--- start Records for the task ---
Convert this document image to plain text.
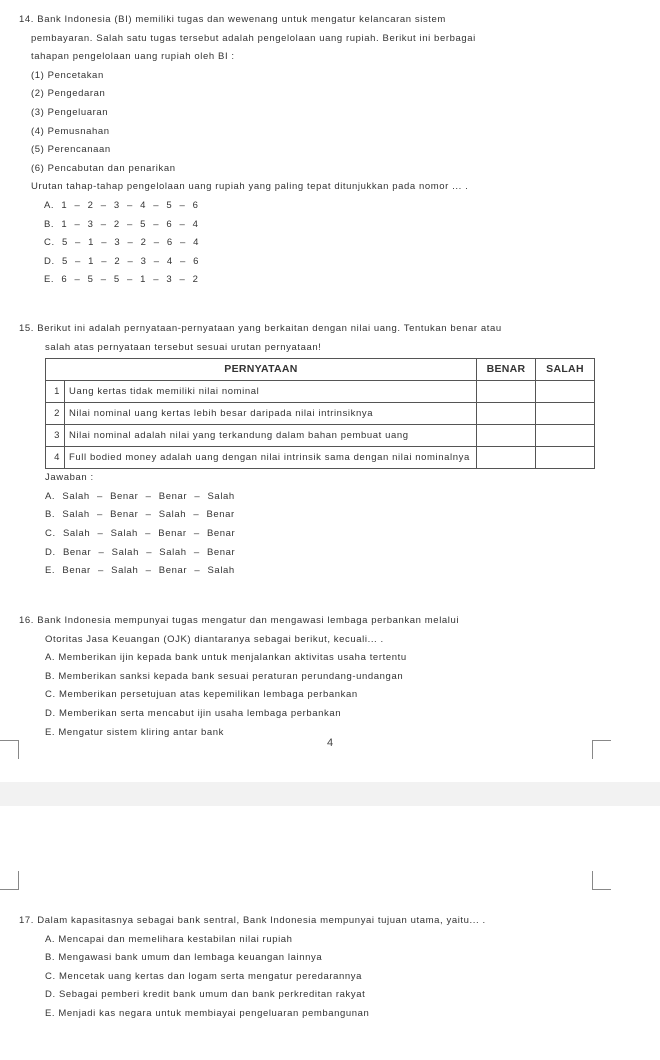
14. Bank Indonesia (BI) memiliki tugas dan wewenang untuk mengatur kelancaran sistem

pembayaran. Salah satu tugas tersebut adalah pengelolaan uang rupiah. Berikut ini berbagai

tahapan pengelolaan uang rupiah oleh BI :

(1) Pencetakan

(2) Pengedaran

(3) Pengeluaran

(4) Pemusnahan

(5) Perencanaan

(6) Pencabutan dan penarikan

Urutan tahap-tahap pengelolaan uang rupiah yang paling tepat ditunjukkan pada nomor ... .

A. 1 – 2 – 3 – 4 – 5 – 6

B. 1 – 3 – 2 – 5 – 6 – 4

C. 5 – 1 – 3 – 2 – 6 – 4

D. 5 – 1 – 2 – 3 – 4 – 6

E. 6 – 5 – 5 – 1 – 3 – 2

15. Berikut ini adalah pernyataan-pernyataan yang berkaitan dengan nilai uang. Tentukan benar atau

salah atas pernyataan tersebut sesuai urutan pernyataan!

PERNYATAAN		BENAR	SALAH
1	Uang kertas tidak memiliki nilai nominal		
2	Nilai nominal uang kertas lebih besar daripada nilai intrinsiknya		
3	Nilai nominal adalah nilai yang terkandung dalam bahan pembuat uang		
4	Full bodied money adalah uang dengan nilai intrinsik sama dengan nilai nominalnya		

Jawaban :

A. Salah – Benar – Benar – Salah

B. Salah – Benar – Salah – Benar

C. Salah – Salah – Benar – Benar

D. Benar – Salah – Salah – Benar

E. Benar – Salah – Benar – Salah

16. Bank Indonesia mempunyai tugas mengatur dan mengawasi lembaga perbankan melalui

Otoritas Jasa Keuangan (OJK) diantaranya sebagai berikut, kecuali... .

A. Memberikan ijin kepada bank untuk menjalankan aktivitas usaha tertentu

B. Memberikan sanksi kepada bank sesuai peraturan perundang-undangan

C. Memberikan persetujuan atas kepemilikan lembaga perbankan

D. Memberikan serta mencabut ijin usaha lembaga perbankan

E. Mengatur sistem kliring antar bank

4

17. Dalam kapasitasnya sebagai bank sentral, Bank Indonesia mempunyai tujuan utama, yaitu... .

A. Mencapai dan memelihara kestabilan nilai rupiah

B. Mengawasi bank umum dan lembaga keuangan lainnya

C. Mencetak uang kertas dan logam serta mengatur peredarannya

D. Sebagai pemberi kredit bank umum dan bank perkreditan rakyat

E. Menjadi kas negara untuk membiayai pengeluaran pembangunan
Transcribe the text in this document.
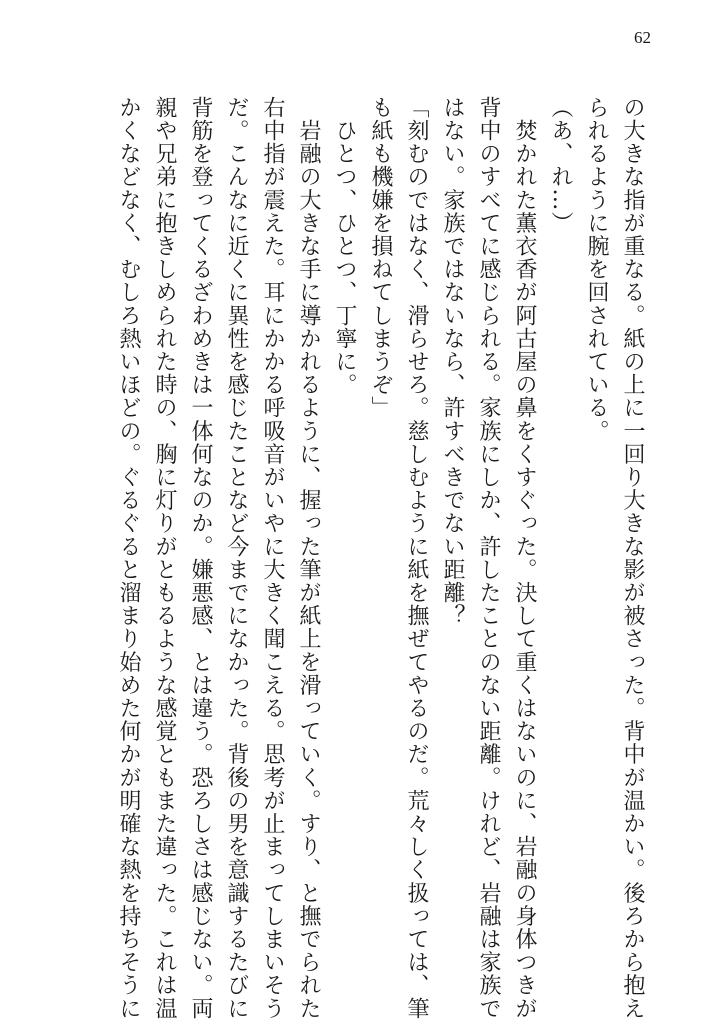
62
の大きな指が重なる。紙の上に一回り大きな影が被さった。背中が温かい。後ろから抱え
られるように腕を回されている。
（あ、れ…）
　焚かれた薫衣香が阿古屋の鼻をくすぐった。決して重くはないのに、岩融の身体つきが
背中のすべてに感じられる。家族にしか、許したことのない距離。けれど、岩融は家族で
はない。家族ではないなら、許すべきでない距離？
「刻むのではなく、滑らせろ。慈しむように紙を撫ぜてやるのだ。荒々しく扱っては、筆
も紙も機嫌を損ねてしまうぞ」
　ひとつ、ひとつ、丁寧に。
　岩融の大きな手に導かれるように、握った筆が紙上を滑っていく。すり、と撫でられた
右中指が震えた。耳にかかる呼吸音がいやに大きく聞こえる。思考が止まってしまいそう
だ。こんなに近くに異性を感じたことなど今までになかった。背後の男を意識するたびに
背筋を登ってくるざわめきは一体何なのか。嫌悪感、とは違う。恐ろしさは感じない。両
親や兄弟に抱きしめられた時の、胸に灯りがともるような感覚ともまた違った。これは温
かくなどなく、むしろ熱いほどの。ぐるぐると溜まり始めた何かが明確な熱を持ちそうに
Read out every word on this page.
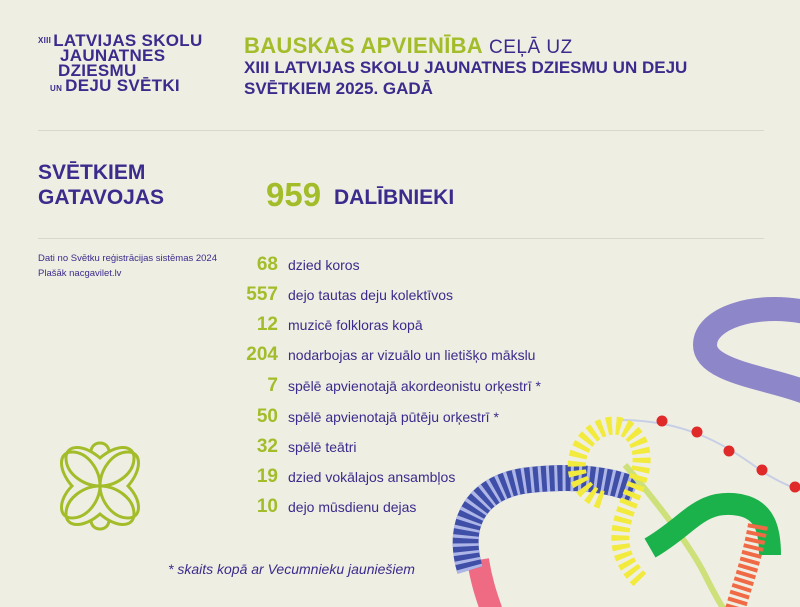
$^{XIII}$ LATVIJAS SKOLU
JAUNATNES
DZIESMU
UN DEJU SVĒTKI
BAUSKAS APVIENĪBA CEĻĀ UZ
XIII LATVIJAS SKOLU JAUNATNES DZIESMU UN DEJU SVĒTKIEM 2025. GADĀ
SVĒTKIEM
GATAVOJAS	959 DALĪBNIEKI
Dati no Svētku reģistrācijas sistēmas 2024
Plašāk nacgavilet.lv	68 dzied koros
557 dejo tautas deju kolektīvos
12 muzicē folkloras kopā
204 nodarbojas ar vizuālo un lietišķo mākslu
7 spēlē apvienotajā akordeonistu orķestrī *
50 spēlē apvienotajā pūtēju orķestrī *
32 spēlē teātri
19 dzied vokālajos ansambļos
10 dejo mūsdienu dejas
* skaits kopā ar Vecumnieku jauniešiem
--- end Records for the task ---
→ **Problem to work on**: Can you repeat every record above exactly, apart from the pictures?

→ **Solved problem**:
Convert this document image to plain text.
14. Bank Indonesia (BI) memiliki tugas dan wewenang untuk mengatur kelancaran sistem

pembayaran. Salah satu tugas tersebut adalah pengelolaan uang rupiah. Berikut ini berbagai

tahapan pengelolaan uang rupiah oleh BI :

(1) Pencetakan

(2) Pengedaran

(3) Pengeluaran

(4) Pemusnahan

(5) Perencanaan

(6) Pencabutan dan penarikan

Urutan tahap-tahap pengelolaan uang rupiah yang paling tepat ditunjukkan pada nomor ... .

A. 1 – 2 – 3 – 4 – 5 – 6

B. 1 – 3 – 2 – 5 – 6 – 4

C. 5 – 1 – 3 – 2 – 6 – 4

D. 5 – 1 – 2 – 3 – 4 – 6

E. 6 – 5 – 5 – 1 – 3 – 2

15. Berikut ini adalah pernyataan-pernyataan yang berkaitan dengan nilai uang. Tentukan benar atau

salah atas pernyataan tersebut sesuai urutan pernyataan!

PERNYATAAN		BENAR	SALAH
1	Uang kertas tidak memiliki nilai nominal		
2	Nilai nominal uang kertas lebih besar daripada nilai intrinsiknya		
3	Nilai nominal adalah nilai yang terkandung dalam bahan pembuat uang		
4	Full bodied money adalah uang dengan nilai intrinsik sama dengan nilai nominalnya		

Jawaban :

A. Salah – Benar – Benar – Salah

B. Salah – Benar – Salah – Benar

C. Salah – Salah – Benar – Benar

D. Benar – Salah – Salah – Benar

E. Benar – Salah – Benar – Salah

16. Bank Indonesia mempunyai tugas mengatur dan mengawasi lembaga perbankan melalui

Otoritas Jasa Keuangan (OJK) diantaranya sebagai berikut, kecuali... .

A. Memberikan ijin kepada bank untuk menjalankan aktivitas usaha tertentu

B. Memberikan sanksi kepada bank sesuai peraturan perundang-undangan

C. Memberikan persetujuan atas kepemilikan lembaga perbankan

D. Memberikan serta mencabut ijin usaha lembaga perbankan

E. Mengatur sistem kliring antar bank

4

17. Dalam kapasitasnya sebagai bank sentral, Bank Indonesia mempunyai tujuan utama, yaitu... .

A. Mencapai dan memelihara kestabilan nilai rupiah

B. Mengawasi bank umum dan lembaga keuangan lainnya

C. Mencetak uang kertas dan logam serta mengatur peredarannya

D. Sebagai pemberi kredit bank umum dan bank perkreditan rakyat

E. Menjadi kas negara untuk membiayai pengeluaran pembangunan
Transcribe the text in this document.
62
の大きな指が重なる。紙の上に一回り大きな影が被さった。背中が温かい。後ろから抱え
られるように腕を回されている。
（あ、れ…）
　焚かれた薫衣香が阿古屋の鼻をくすぐった。決して重くはないのに、岩融の身体つきが
背中のすべてに感じられる。家族にしか、許したことのない距離。けれど、岩融は家族で
はない。家族ではないなら、許すべきでない距離？
「刻むのではなく、滑らせろ。慈しむように紙を撫ぜてやるのだ。荒々しく扱っては、筆
も紙も機嫌を損ねてしまうぞ」
　ひとつ、ひとつ、丁寧に。
　岩融の大きな手に導かれるように、握った筆が紙上を滑っていく。すり、と撫でられた
右中指が震えた。耳にかかる呼吸音がいやに大きく聞こえる。思考が止まってしまいそう
だ。こんなに近くに異性を感じたことなど今までになかった。背後の男を意識するたびに
背筋を登ってくるざわめきは一体何なのか。嫌悪感、とは違う。恐ろしさは感じない。両
親や兄弟に抱きしめられた時の、胸に灯りがともるような感覚ともまた違った。これは温
かくなどなく、むしろ熱いほどの。ぐるぐると溜まり始めた何かが明確な熱を持ちそうに
Read out every word on this page.
$^{XIII}$ LATVIJAS SKOLU
JAUNATNES
DZIESMU
UN DEJU SVĒTKI
BAUSKAS APVIENĪBA CEĻĀ UZ
XIII LATVIJAS SKOLU JAUNATNES DZIESMU UN DEJU SVĒTKIEM 2025. GADĀ
SVĒTKIEM
GATAVOJAS	959 DALĪBNIEKI
Dati no Svētku reģistrācijas sistēmas 2024
Plašāk nacgavilet.lv	68 dzied koros
557 dejo tautas deju kolektīvos
12 muzicē folkloras kopā
204 nodarbojas ar vizuālo un lietišķo mākslu
7 spēlē apvienotajā akordeonistu orķestrī *
50 spēlē apvienotajā pūtēju orķestrī *
32 spēlē teātri
19 dzied vokālajos ansambļos
10 dejo mūsdienu dejas
* skaits kopā ar Vecumnieku jauniešiem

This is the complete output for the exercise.